_Work instructions_
Retype the data below without altering anything.
--------------------------------
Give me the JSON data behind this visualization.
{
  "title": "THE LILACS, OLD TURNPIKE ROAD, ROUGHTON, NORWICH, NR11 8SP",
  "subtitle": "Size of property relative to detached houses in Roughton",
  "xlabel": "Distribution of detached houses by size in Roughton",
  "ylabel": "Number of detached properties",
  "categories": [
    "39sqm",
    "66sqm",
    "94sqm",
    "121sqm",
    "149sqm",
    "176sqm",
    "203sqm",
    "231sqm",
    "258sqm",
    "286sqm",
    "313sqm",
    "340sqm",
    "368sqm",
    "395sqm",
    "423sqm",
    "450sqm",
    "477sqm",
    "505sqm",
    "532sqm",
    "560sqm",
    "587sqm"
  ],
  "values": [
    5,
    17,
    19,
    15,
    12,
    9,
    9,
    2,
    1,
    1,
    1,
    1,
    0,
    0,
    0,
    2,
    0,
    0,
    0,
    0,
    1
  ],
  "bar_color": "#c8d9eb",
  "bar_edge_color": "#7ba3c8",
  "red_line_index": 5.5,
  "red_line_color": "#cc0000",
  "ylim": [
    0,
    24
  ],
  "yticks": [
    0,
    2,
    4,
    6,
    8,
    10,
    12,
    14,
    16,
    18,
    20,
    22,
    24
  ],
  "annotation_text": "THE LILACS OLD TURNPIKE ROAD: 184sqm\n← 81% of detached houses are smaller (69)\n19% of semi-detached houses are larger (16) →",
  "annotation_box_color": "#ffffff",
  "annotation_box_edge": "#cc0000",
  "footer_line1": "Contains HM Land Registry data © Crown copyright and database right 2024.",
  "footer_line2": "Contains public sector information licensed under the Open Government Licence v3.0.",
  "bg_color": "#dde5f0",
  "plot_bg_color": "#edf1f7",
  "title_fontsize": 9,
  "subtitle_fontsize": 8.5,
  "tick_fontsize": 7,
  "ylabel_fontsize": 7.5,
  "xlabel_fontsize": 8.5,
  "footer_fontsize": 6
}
--------------------------------
_Solution for this problem_
Give me the JSON data behind this visualization.
{
  "title": "THE LILACS, OLD TURNPIKE ROAD, ROUGHTON, NORWICH, NR11 8SP",
  "subtitle": "Size of property relative to detached houses in Roughton",
  "xlabel": "Distribution of detached houses by size in Roughton",
  "ylabel": "Number of detached properties",
  "categories": [
    "39sqm",
    "66sqm",
    "94sqm",
    "121sqm",
    "149sqm",
    "176sqm",
    "203sqm",
    "231sqm",
    "258sqm",
    "286sqm",
    "313sqm",
    "340sqm",
    "368sqm",
    "395sqm",
    "423sqm",
    "450sqm",
    "477sqm",
    "505sqm",
    "532sqm",
    "560sqm",
    "587sqm"
  ],
  "values": [
    5,
    17,
    19,
    15,
    12,
    9,
    9,
    2,
    1,
    1,
    1,
    1,
    0,
    0,
    0,
    2,
    0,
    0,
    0,
    0,
    1
  ],
  "bar_color": "#c8d9eb",
  "bar_edge_color": "#7ba3c8",
  "red_line_index": 5.5,
  "red_line_color": "#cc0000",
  "ylim": [
    0,
    24
  ],
  "yticks": [
    0,
    2,
    4,
    6,
    8,
    10,
    12,
    14,
    16,
    18,
    20,
    22,
    24
  ],
  "annotation_text": "THE LILACS OLD TURNPIKE ROAD: 184sqm\n← 81% of detached houses are smaller (69)\n19% of semi-detached houses are larger (16) →",
  "annotation_box_color": "#ffffff",
  "annotation_box_edge": "#cc0000",
  "footer_line1": "Contains HM Land Registry data © Crown copyright and database right 2024.",
  "footer_line2": "Contains public sector information licensed under the Open Government Licence v3.0.",
  "bg_color": "#dde5f0",
  "plot_bg_color": "#edf1f7",
  "title_fontsize": 9,
  "subtitle_fontsize": 8.5,
  "tick_fontsize": 7,
  "ylabel_fontsize": 7.5,
  "xlabel_fontsize": 8.5,
  "footer_fontsize": 6
}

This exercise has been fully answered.